— start GIVEN ENTRIES —

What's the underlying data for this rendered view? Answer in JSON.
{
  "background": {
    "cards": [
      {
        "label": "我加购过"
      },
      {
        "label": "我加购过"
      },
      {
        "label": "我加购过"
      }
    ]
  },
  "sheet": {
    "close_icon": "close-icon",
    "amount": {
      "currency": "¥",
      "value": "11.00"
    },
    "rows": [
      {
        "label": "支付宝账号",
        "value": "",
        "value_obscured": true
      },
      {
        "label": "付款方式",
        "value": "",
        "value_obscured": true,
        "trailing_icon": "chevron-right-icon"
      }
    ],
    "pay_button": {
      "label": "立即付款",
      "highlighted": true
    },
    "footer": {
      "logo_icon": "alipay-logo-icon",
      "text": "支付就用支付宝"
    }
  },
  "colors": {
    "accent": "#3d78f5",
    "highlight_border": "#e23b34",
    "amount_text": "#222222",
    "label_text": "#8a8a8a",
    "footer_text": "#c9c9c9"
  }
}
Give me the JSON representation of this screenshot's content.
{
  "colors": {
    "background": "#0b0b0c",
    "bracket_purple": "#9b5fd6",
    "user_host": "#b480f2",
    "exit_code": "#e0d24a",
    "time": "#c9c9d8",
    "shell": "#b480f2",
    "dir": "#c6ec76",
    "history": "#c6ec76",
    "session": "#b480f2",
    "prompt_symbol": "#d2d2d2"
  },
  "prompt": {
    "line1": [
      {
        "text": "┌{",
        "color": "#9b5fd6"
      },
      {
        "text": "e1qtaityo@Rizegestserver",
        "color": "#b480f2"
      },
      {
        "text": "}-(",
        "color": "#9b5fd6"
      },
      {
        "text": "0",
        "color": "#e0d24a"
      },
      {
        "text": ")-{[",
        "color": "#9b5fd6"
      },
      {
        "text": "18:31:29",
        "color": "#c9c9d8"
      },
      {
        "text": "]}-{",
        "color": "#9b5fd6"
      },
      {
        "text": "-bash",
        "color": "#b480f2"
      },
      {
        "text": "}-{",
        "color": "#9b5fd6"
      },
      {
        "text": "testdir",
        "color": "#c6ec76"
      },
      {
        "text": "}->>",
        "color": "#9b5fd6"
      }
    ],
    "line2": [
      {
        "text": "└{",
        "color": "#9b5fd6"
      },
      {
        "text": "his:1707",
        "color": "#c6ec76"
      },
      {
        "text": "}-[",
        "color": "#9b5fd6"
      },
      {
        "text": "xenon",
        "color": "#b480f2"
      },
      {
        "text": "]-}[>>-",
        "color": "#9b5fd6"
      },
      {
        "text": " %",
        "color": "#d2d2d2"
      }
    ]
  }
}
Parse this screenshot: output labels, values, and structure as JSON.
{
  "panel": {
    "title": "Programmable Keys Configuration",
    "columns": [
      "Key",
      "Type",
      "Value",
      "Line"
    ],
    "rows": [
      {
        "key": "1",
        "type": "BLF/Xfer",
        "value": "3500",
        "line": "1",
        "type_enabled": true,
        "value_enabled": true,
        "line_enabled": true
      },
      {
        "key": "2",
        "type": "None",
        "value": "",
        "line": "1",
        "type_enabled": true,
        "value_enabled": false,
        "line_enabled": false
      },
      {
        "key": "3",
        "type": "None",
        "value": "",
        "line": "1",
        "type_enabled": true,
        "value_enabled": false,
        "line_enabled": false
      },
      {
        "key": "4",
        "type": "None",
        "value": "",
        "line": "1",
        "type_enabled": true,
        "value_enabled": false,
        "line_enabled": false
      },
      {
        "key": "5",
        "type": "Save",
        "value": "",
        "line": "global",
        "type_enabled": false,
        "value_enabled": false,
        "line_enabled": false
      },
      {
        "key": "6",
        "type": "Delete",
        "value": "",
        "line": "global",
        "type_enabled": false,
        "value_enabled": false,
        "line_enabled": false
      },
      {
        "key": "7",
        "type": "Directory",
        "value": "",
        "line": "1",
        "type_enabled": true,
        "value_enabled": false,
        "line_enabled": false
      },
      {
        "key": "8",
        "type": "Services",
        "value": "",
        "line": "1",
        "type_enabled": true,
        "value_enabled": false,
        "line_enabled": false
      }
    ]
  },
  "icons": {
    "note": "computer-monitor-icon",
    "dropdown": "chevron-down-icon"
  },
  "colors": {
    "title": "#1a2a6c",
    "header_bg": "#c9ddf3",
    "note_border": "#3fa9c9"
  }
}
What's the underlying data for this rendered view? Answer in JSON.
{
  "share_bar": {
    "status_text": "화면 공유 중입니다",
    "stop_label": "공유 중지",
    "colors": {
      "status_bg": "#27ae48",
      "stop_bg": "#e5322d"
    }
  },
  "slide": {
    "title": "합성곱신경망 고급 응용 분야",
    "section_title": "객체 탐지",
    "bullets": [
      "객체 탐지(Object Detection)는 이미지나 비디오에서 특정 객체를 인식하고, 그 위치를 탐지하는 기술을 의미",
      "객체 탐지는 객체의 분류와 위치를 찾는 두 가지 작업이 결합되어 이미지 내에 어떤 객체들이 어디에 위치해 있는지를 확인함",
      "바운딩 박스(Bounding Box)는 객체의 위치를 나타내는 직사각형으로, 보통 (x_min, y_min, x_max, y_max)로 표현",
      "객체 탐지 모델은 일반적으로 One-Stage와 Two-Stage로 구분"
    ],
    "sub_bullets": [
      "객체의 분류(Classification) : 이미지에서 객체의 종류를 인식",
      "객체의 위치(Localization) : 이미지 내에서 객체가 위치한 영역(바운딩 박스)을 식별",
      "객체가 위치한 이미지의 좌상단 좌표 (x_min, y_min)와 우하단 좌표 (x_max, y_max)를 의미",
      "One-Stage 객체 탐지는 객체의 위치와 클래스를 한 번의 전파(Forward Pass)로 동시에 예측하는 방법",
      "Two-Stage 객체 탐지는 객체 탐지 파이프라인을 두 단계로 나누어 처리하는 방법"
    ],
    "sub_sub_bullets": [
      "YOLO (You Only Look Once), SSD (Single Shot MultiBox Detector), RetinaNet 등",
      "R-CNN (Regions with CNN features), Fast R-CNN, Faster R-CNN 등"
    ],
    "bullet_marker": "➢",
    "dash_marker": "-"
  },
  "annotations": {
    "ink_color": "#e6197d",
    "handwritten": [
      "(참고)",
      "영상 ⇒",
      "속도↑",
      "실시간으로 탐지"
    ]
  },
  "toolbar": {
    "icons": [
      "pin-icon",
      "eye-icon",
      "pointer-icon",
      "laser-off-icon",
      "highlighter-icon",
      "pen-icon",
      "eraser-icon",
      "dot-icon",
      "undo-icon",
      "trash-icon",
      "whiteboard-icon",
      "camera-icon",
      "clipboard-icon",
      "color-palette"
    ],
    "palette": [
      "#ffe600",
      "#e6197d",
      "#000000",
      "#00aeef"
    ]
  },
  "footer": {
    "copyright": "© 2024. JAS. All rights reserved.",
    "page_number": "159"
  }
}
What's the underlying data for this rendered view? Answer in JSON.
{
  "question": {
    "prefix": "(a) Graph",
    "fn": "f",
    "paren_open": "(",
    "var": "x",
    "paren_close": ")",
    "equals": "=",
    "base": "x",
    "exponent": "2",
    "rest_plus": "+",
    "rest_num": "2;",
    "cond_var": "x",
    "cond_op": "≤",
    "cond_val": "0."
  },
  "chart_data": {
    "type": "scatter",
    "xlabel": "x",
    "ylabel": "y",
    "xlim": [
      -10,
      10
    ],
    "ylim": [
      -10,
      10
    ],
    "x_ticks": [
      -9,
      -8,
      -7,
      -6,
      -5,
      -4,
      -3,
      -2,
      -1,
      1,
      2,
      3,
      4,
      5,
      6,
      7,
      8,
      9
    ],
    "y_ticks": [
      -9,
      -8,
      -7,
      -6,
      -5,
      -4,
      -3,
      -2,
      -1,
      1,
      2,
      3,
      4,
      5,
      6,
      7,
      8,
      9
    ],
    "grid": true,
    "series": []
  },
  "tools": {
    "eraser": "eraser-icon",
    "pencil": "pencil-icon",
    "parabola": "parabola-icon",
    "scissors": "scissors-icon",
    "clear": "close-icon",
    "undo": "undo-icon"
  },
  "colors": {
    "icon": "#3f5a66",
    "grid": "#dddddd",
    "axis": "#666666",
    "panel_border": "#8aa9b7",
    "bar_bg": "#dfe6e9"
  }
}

— end GIVEN ENTRIES —

◆ **SHORT TASK**: Count each line of the data where the word "screenshot" appears, then reply with the total only.

◆ **SOLUTION**: 2